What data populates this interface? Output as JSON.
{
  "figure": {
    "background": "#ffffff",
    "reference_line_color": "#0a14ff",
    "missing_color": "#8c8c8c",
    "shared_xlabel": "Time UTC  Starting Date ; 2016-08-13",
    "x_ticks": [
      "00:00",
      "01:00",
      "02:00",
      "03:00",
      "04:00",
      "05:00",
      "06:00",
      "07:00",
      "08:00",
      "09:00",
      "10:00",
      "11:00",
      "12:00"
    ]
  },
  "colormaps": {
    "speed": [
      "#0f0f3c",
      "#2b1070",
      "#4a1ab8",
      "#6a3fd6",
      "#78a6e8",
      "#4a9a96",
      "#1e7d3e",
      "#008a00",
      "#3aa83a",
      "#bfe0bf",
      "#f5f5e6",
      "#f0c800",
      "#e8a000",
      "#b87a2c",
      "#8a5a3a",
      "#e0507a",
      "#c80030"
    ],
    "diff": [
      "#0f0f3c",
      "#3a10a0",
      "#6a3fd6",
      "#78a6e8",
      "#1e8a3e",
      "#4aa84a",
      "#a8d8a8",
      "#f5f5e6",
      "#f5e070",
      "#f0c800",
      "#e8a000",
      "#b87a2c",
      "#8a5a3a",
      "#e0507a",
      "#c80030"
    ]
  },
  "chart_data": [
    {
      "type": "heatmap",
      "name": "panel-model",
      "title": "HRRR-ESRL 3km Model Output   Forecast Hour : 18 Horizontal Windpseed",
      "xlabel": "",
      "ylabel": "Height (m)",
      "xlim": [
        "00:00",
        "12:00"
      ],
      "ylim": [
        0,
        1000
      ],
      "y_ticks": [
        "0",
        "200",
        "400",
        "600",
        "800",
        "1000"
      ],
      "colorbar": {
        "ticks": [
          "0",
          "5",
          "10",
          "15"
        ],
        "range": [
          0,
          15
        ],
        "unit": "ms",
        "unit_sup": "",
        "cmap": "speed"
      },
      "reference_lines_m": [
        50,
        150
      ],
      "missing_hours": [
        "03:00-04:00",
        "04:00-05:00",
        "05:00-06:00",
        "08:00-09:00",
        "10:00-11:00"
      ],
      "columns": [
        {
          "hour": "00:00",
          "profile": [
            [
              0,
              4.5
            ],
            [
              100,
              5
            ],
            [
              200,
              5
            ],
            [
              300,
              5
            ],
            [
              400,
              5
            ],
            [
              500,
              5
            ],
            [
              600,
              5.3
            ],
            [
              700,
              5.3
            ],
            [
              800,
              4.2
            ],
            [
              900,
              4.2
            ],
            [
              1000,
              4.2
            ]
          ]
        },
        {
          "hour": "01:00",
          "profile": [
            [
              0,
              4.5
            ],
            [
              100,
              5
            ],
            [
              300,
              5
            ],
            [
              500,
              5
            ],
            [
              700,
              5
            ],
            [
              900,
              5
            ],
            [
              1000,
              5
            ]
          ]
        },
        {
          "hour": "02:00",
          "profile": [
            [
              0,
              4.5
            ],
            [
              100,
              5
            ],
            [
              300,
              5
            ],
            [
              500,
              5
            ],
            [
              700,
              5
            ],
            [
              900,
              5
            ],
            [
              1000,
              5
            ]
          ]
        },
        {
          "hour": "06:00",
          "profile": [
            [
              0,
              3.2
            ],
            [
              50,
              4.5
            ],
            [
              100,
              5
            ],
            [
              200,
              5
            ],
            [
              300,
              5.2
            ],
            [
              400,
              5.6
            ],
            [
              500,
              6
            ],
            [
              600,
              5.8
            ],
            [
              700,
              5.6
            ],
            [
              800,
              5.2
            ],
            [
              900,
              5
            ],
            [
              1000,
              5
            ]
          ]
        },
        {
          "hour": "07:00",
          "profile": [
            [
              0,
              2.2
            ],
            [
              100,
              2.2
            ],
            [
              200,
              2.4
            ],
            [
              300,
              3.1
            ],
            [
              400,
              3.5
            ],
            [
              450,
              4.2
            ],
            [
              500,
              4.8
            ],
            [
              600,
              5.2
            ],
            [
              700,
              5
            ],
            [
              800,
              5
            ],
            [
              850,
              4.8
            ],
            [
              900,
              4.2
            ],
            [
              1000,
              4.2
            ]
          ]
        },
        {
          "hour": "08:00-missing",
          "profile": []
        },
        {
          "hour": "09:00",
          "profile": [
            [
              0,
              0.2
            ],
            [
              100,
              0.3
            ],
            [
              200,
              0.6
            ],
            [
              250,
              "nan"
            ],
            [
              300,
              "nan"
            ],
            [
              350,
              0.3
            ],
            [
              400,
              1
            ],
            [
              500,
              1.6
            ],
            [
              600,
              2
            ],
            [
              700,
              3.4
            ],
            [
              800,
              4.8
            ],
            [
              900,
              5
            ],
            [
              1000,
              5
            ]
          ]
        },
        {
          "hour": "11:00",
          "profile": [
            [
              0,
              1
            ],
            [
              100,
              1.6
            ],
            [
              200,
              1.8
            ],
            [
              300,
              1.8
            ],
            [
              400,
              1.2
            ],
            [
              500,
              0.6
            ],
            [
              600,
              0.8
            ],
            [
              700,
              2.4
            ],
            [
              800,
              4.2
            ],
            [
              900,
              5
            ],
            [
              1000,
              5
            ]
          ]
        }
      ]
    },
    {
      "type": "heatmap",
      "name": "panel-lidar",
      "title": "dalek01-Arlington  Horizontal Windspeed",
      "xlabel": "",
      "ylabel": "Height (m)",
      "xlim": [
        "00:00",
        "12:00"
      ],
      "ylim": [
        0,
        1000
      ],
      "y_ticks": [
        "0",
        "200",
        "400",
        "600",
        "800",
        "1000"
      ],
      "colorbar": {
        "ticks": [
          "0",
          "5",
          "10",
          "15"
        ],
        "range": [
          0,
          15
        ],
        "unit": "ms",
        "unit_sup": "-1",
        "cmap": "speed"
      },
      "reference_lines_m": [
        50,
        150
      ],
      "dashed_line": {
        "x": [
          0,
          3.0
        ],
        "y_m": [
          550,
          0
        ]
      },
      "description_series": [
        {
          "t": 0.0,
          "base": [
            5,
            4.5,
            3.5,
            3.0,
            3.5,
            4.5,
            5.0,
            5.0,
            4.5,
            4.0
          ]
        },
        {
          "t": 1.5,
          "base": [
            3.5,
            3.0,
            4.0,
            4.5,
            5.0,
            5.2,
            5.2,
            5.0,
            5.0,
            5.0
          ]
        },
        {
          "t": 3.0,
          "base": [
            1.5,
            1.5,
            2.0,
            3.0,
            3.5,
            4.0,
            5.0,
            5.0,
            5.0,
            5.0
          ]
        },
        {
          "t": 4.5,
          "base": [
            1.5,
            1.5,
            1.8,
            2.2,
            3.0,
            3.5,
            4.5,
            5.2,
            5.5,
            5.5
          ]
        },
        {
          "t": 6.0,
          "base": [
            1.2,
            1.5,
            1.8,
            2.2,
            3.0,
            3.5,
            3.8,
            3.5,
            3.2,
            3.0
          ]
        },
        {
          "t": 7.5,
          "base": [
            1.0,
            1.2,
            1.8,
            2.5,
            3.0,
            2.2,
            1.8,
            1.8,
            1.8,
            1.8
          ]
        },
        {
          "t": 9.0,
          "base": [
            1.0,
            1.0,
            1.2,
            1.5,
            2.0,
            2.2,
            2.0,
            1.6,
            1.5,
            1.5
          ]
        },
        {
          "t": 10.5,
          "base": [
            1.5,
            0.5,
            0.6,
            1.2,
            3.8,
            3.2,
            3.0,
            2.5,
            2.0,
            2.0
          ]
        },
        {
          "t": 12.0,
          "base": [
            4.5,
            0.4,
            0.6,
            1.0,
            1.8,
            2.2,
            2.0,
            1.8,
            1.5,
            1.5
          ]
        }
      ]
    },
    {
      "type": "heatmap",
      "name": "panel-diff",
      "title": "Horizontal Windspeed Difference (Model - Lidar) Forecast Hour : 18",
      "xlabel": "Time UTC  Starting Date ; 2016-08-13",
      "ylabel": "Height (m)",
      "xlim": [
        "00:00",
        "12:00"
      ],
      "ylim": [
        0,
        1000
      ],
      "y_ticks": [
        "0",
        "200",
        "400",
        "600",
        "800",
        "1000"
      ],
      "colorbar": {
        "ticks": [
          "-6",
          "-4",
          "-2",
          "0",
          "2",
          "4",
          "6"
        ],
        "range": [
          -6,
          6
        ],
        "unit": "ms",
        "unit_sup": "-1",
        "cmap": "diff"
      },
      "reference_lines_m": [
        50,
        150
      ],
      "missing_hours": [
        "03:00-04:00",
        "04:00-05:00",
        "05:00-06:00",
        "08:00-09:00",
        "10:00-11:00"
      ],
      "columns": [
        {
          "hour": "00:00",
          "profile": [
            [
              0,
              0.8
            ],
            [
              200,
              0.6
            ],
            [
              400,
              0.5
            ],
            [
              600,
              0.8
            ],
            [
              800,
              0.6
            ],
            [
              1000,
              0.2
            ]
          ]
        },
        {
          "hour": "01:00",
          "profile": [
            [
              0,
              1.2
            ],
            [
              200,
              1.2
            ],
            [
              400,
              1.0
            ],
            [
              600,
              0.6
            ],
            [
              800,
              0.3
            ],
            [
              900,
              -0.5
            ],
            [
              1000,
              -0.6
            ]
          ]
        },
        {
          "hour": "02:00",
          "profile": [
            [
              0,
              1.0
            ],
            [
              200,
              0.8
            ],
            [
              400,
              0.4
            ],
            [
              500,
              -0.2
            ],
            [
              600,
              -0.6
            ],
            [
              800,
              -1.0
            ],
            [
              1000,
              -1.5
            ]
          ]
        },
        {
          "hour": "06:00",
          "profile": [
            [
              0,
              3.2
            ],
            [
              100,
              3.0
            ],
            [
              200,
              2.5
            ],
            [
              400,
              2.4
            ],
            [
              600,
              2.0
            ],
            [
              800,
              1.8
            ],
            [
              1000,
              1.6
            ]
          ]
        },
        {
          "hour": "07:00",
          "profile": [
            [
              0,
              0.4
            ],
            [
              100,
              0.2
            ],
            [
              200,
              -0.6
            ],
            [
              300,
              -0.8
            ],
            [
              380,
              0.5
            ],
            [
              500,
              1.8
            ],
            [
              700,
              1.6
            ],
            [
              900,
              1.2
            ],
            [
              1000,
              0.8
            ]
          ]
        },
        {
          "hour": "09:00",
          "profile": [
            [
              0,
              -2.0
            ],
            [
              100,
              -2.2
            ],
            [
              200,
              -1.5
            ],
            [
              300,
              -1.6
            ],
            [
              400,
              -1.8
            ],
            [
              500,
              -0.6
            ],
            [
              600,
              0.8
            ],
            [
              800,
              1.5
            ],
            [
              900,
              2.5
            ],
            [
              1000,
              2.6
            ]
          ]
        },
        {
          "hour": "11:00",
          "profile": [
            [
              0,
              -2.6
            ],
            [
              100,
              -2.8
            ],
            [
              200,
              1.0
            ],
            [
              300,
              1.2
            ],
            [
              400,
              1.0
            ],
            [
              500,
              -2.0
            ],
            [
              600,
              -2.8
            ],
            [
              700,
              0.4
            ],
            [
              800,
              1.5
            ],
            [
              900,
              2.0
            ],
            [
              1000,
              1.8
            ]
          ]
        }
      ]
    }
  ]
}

• [REQUEST]:
Check each line in the records for the word "Time" and say how many have it, with nothing else.

• [RESULT FOR THIS TASK]:
2